» What to produce: Output all of the data below exactly as given.

[Collection entries]
--- begin ---

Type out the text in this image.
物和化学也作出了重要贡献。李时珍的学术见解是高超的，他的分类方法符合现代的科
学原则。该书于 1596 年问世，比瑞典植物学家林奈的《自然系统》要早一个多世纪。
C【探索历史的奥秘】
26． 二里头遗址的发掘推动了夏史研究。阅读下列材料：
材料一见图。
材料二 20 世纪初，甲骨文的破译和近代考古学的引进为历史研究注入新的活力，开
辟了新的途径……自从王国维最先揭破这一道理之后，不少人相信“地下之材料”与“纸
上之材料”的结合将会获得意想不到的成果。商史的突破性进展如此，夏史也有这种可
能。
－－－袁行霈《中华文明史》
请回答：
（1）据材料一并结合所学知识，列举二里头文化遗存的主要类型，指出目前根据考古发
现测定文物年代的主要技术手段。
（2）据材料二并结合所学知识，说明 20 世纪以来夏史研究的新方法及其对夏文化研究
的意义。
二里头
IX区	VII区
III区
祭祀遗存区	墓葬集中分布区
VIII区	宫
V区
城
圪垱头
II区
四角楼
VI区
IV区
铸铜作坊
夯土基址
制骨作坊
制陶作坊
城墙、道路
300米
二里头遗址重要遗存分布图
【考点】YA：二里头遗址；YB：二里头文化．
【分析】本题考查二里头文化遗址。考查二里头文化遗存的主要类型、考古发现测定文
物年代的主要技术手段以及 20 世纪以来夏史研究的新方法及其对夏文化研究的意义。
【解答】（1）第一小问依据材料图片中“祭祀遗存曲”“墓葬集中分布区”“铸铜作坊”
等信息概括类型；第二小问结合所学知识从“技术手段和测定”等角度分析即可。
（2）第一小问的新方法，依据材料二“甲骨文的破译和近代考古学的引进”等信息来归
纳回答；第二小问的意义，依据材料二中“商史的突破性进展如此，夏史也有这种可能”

--- end ---

» Answer to the task:
Type out the text in this image.
物和化学也作出了重要贡献。李时珍的学术见解是高超的，他的分类方法符合现代的科
学原则。该书于 1596 年问世，比瑞典植物学家林奈的《自然系统》要早一个多世纪。
C【探索历史的奥秘】
26． 二里头遗址的发掘推动了夏史研究。阅读下列材料：
材料一见图。
材料二 20 世纪初，甲骨文的破译和近代考古学的引进为历史研究注入新的活力，开
辟了新的途径……自从王国维最先揭破这一道理之后，不少人相信“地下之材料”与“纸
上之材料”的结合将会获得意想不到的成果。商史的突破性进展如此，夏史也有这种可
能。
－－－袁行霈《中华文明史》
请回答：
（1）据材料一并结合所学知识，列举二里头文化遗存的主要类型，指出目前根据考古发
现测定文物年代的主要技术手段。
（2）据材料二并结合所学知识，说明 20 世纪以来夏史研究的新方法及其对夏文化研究
的意义。
二里头
IX区	VII区
III区
祭祀遗存区	墓葬集中分布区
VIII区	宫
V区
城
圪垱头
II区
四角楼
VI区
IV区
铸铜作坊
夯土基址
制骨作坊
制陶作坊
城墙、道路
300米
二里头遗址重要遗存分布图
【考点】YA：二里头遗址；YB：二里头文化．
【分析】本题考查二里头文化遗址。考查二里头文化遗存的主要类型、考古发现测定文
物年代的主要技术手段以及 20 世纪以来夏史研究的新方法及其对夏文化研究的意义。
【解答】（1）第一小问依据材料图片中“祭祀遗存曲”“墓葬集中分布区”“铸铜作坊”
等信息概括类型；第二小问结合所学知识从“技术手段和测定”等角度分析即可。
（2）第一小问的新方法，依据材料二“甲骨文的破译和近代考古学的引进”等信息来归
纳回答；第二小问的意义，依据材料二中“商史的突破性进展如此，夏史也有这种可能”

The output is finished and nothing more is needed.